__Ausgangstext__

/---

Eine Zeichnung zeigt Toussaint Louverture, den Anführer der Haitianischen Revolution, mit einem Säbel in der Hand auf einem Pferd.
Widersacher: Toussaint Louverture führte 1791 die Haitianische Revolution anBild: gemeinfrei

Im Jahr 1803 besiegten sie schließlich Napoleons Armee. Im folgenden Jahr gründeten die Revolutionäre die unabhängige und freie Nation Haiti. Es war die erste Republik der Welt, die von ehemaligen Sklaven gegründet wurde und die Sklaverei und den Sklavenhandel verbot.

"Napoleons Niederlage in Saint-Domingue ist eine wenig bekannte Geschichte. Er verlor die wertvolle Kolonie und verkaufte Louisiana an die USA", erklärt Dominique Taffin. Die Folgen von Napoleons Handeln hielten jedoch noch lange nach dem französischen Abzug aus Saint-Domingue an - in Guyana, Guadeloupe, Martinique und auf der Insel Réunion blieb die Sklaverei bestehen, bis die Franzosen sie 1848 endgültig abschafften.

Auch Haiti zahlte einen hohen Preis. 1825 verhängte Frankreich gegen Haiti unter Androhung eines Krieges eine Strafe von 150 Millionen Francs (der heutige Gegenwert liegt bei rund 17,5 Milliarden Euro), mit denen die ehemaligen Sklavenhalter entschädigt werden sollten. Haiti zahlte diese Entschädigung sehr viel später - im Jahr 1947. Bis heute leidet das Land wirtschaftlich darunter.

In Schulbüchern vernachlässigt

Nur wenige Menschen in Frankreich sind sich dieser Geschichte bewusst. Frédéric Régent, Historiker an der Pariser Universität Sorbonne, sieht dafür mehrere Gründe. Seit dem Ende des 19. Jahrhunderts werde der Kolonialismus in Schulbüchern entweder gelobt oder vernachlässigt - für die nationale Erzählung sei das Thema lange als unbedeutend angesehen worden, weil es sich weit entfernt von Frankreichs Grenzen abspielte. Das Thema Sklaverei sei zudem durch die Abschaffung im Jahr 1848 "abgedeckt" worden.

Passanten sitzen auf dem Slaverei-Denkmal in Pari, das die Form von Ketten und Fesseln hat.

\---

__Gegebene Einträge__
/---

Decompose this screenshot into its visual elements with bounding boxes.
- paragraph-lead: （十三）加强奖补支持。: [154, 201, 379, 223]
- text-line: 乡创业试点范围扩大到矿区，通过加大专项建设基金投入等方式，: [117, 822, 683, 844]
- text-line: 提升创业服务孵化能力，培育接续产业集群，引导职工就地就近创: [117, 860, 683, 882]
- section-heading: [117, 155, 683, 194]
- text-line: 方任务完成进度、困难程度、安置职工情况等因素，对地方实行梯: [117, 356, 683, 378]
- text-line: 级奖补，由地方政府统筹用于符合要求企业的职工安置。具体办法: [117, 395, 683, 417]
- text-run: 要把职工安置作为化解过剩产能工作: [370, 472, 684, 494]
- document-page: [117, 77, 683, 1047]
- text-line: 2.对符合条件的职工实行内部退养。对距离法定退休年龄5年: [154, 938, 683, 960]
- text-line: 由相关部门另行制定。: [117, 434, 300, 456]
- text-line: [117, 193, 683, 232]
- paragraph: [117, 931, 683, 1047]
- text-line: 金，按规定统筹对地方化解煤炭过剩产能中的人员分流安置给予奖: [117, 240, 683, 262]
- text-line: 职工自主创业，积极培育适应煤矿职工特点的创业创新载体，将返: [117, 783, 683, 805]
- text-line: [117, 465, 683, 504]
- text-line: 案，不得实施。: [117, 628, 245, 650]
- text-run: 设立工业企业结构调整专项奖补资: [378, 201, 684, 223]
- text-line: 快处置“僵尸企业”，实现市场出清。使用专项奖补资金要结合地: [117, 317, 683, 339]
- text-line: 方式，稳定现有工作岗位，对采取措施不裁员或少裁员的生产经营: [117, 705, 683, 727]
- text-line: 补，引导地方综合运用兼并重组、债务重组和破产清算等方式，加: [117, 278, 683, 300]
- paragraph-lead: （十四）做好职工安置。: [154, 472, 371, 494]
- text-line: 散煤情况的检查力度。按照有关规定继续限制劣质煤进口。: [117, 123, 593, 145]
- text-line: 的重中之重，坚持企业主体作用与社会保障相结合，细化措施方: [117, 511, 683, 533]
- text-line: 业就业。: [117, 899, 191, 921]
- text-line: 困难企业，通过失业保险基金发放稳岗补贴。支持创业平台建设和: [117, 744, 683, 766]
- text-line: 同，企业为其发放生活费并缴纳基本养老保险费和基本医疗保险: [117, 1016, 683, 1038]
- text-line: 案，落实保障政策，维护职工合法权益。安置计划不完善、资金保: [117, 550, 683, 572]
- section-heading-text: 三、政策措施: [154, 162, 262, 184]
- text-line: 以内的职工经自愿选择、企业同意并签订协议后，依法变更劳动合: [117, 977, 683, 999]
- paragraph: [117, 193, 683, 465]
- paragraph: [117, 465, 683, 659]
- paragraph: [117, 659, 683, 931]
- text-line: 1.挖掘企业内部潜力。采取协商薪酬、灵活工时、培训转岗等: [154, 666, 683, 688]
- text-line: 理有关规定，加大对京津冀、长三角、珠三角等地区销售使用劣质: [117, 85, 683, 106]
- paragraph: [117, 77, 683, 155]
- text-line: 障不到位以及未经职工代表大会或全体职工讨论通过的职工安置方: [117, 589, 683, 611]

\---

Beantworte mithilfe des Ausgangstexts die folgenden Fragen.
1. In welchem Jahr besiegten die Revolutionäre Napoleons Armee?
2. Wie hoch war die Strafe, die Frankreich 1825 gegen Haiti verhängte?
3. An welcher Universität ist der Historiker Frédéric Régent tätig?

1. Die Revolutionäre besiegten Napoleons Armee im Jahr 1803.
2. Die Strafe betrug 150 Millionen Francs, heute rund 17,5 Milliarden Euro.
3. Frédéric Régent ist an der Pariser Universität Sorbonne tätig.